>> BEGIN

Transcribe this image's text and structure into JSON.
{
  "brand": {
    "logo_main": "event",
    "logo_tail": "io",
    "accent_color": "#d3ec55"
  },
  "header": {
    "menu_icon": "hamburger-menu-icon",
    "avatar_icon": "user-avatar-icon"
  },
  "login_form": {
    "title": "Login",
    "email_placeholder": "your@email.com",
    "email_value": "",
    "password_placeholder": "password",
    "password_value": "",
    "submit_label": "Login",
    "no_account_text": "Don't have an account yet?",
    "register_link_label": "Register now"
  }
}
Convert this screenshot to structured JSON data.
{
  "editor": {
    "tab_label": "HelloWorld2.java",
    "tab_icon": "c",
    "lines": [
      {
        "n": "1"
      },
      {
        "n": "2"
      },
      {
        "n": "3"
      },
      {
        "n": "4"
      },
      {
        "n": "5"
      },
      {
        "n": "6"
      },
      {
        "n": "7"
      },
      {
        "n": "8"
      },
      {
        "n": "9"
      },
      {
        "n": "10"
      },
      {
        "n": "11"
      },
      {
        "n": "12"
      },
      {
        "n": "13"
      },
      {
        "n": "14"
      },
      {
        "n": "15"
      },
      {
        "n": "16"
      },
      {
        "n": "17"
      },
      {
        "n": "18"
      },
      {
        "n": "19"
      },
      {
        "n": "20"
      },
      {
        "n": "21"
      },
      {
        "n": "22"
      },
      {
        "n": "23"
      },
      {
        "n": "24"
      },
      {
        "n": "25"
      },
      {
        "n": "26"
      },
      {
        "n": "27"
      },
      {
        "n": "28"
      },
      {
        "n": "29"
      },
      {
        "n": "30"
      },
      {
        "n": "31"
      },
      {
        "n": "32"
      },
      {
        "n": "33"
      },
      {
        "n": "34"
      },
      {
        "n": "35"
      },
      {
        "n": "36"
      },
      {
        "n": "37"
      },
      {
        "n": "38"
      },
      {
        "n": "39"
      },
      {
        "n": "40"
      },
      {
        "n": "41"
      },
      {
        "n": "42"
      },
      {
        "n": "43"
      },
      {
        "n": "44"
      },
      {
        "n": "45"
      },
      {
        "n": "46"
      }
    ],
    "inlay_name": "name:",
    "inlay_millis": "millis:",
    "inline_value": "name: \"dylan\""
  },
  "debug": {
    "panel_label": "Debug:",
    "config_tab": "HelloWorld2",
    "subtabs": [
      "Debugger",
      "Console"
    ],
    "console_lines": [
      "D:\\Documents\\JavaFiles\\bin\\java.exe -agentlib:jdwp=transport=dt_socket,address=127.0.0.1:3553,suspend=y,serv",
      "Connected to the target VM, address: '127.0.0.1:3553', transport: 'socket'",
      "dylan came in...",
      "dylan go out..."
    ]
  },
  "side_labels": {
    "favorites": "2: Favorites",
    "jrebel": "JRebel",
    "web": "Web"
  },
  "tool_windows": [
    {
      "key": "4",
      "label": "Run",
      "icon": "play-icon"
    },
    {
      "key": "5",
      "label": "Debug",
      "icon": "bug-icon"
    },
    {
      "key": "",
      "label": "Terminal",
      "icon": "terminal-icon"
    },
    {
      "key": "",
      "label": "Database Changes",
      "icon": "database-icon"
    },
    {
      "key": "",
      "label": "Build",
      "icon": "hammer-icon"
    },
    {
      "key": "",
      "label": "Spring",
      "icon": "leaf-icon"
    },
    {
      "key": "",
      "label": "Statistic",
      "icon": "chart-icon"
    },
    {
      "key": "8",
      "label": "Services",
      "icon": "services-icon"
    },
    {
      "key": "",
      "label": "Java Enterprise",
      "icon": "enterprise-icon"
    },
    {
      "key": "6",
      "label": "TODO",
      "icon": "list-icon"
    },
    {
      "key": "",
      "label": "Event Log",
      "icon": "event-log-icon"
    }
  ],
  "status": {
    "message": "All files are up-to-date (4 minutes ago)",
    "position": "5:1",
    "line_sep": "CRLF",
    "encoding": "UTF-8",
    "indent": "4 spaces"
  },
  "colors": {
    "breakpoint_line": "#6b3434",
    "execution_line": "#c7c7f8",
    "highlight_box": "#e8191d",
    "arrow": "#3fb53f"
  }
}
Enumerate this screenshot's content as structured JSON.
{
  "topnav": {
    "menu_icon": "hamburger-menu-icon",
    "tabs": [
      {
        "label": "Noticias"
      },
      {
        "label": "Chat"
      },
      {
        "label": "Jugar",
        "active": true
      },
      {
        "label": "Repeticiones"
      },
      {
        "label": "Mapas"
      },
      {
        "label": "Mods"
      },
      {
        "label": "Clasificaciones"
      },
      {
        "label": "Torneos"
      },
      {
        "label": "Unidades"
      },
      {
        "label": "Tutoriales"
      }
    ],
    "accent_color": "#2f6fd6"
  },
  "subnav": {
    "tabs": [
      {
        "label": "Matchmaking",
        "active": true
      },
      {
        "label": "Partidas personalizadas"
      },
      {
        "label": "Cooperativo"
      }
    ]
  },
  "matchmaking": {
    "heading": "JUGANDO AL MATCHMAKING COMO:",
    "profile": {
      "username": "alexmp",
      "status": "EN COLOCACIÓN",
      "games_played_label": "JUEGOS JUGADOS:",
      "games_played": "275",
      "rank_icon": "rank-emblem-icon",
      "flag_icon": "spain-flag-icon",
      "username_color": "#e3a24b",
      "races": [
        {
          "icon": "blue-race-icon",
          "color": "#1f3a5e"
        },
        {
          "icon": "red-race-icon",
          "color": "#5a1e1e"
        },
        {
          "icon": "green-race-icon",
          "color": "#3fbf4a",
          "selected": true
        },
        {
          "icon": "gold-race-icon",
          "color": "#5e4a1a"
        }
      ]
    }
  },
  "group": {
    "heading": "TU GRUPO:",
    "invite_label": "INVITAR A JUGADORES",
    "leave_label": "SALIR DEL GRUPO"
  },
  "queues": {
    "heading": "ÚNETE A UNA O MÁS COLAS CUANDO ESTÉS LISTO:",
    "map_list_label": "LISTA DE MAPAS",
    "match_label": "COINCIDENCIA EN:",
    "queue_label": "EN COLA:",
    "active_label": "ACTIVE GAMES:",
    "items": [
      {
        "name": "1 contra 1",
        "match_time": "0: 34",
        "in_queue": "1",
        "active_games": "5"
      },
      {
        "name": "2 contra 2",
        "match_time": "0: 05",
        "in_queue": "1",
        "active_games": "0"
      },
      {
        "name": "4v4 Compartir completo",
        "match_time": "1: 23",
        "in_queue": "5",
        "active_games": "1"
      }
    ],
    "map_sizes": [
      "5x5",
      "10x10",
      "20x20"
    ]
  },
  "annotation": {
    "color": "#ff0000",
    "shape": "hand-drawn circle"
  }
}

>> END

### Task instructions
Copy down the whole of the data above, matching it exactly.

### Result for this task
Transcribe this image's text and structure into JSON.
{
  "brand": {
    "logo_main": "event",
    "logo_tail": "io",
    "accent_color": "#d3ec55"
  },
  "header": {
    "menu_icon": "hamburger-menu-icon",
    "avatar_icon": "user-avatar-icon"
  },
  "login_form": {
    "title": "Login",
    "email_placeholder": "your@email.com",
    "email_value": "",
    "password_placeholder": "password",
    "password_value": "",
    "submit_label": "Login",
    "no_account_text": "Don't have an account yet?",
    "register_link_label": "Register now"
  }
}
Convert this screenshot to structured JSON data.
{
  "editor": {
    "tab_label": "HelloWorld2.java",
    "tab_icon": "c",
    "lines": [
      {
        "n": "1"
      },
      {
        "n": "2"
      },
      {
        "n": "3"
      },
      {
        "n": "4"
      },
      {
        "n": "5"
      },
      {
        "n": "6"
      },
      {
        "n": "7"
      },
      {
        "n": "8"
      },
      {
        "n": "9"
      },
      {
        "n": "10"
      },
      {
        "n": "11"
      },
      {
        "n": "12"
      },
      {
        "n": "13"
      },
      {
        "n": "14"
      },
      {
        "n": "15"
      },
      {
        "n": "16"
      },
      {
        "n": "17"
      },
      {
        "n": "18"
      },
      {
        "n": "19"
      },
      {
        "n": "20"
      },
      {
        "n": "21"
      },
      {
        "n": "22"
      },
      {
        "n": "23"
      },
      {
        "n": "24"
      },
      {
        "n": "25"
      },
      {
        "n": "26"
      },
      {
        "n": "27"
      },
      {
        "n": "28"
      },
      {
        "n": "29"
      },
      {
        "n": "30"
      },
      {
        "n": "31"
      },
      {
        "n": "32"
      },
      {
        "n": "33"
      },
      {
        "n": "34"
      },
      {
        "n": "35"
      },
      {
        "n": "36"
      },
      {
        "n": "37"
      },
      {
        "n": "38"
      },
      {
        "n": "39"
      },
      {
        "n": "40"
      },
      {
        "n": "41"
      },
      {
        "n": "42"
      },
      {
        "n": "43"
      },
      {
        "n": "44"
      },
      {
        "n": "45"
      },
      {
        "n": "46"
      }
    ],
    "inlay_name": "name:",
    "inlay_millis": "millis:",
    "inline_value": "name: \"dylan\""
  },
  "debug": {
    "panel_label": "Debug:",
    "config_tab": "HelloWorld2",
    "subtabs": [
      "Debugger",
      "Console"
    ],
    "console_lines": [
      "D:\\Documents\\JavaFiles\\bin\\java.exe -agentlib:jdwp=transport=dt_socket,address=127.0.0.1:3553,suspend=y,serv",
      "Connected to the target VM, address: '127.0.0.1:3553', transport: 'socket'",
      "dylan came in...",
      "dylan go out..."
    ]
  },
  "side_labels": {
    "favorites": "2: Favorites",
    "jrebel": "JRebel",
    "web": "Web"
  },
  "tool_windows": [
    {
      "key": "4",
      "label": "Run",
      "icon": "play-icon"
    },
    {
      "key": "5",
      "label": "Debug",
      "icon": "bug-icon"
    },
    {
      "key": "",
      "label": "Terminal",
      "icon": "terminal-icon"
    },
    {
      "key": "",
      "label": "Database Changes",
      "icon": "database-icon"
    },
    {
      "key": "",
      "label": "Build",
      "icon": "hammer-icon"
    },
    {
      "key": "",
      "label": "Spring",
      "icon": "leaf-icon"
    },
    {
      "key": "",
      "label": "Statistic",
      "icon": "chart-icon"
    },
    {
      "key": "8",
      "label": "Services",
      "icon": "services-icon"
    },
    {
      "key": "",
      "label": "Java Enterprise",
      "icon": "enterprise-icon"
    },
    {
      "key": "6",
      "label": "TODO",
      "icon": "list-icon"
    },
    {
      "key": "",
      "label": "Event Log",
      "icon": "event-log-icon"
    }
  ],
  "status": {
    "message": "All files are up-to-date (4 minutes ago)",
    "position": "5:1",
    "line_sep": "CRLF",
    "encoding": "UTF-8",
    "indent": "4 spaces"
  },
  "colors": {
    "breakpoint_line": "#6b3434",
    "execution_line": "#c7c7f8",
    "highlight_box": "#e8191d",
    "arrow": "#3fb53f"
  }
}
Enumerate this screenshot's content as structured JSON.
{
  "topnav": {
    "menu_icon": "hamburger-menu-icon",
    "tabs": [
      {
        "label": "Noticias"
      },
      {
        "label": "Chat"
      },
      {
        "label": "Jugar",
        "active": true
      },
      {
        "label": "Repeticiones"
      },
      {
        "label": "Mapas"
      },
      {
        "label": "Mods"
      },
      {
        "label": "Clasificaciones"
      },
      {
        "label": "Torneos"
      },
      {
        "label": "Unidades"
      },
      {
        "label": "Tutoriales"
      }
    ],
    "accent_color": "#2f6fd6"
  },
  "subnav": {
    "tabs": [
      {
        "label": "Matchmaking",
        "active": true
      },
      {
        "label": "Partidas personalizadas"
      },
      {
        "label": "Cooperativo"
      }
    ]
  },
  "matchmaking": {
    "heading": "JUGANDO AL MATCHMAKING COMO:",
    "profile": {
      "username": "alexmp",
      "status": "EN COLOCACIÓN",
      "games_played_label": "JUEGOS JUGADOS:",
      "games_played": "275",
      "rank_icon": "rank-emblem-icon",
      "flag_icon": "spain-flag-icon",
      "username_color": "#e3a24b",
      "races": [
        {
          "icon": "blue-race-icon",
          "color": "#1f3a5e"
        },
        {
          "icon": "red-race-icon",
          "color": "#5a1e1e"
        },
        {
          "icon": "green-race-icon",
          "color": "#3fbf4a",
          "selected": true
        },
        {
          "icon": "gold-race-icon",
          "color": "#5e4a1a"
        }
      ]
    }
  },
  "group": {
    "heading": "TU GRUPO:",
    "invite_label": "INVITAR A JUGADORES",
    "leave_label": "SALIR DEL GRUPO"
  },
  "queues": {
    "heading": "ÚNETE A UNA O MÁS COLAS CUANDO ESTÉS LISTO:",
    "map_list_label": "LISTA DE MAPAS",
    "match_label": "COINCIDENCIA EN:",
    "queue_label": "EN COLA:",
    "active_label": "ACTIVE GAMES:",
    "items": [
      {
        "name": "1 contra 1",
        "match_time": "0: 34",
        "in_queue": "1",
        "active_games": "5"
      },
      {
        "name": "2 contra 2",
        "match_time": "0: 05",
        "in_queue": "1",
        "active_games": "0"
      },
      {
        "name": "4v4 Compartir completo",
        "match_time": "1: 23",
        "in_queue": "5",
        "active_games": "1"
      }
    ],
    "map_sizes": [
      "5x5",
      "10x10",
      "20x20"
    ]
  },
  "annotation": {
    "color": "#ff0000",
    "shape": "hand-drawn circle"
  }
}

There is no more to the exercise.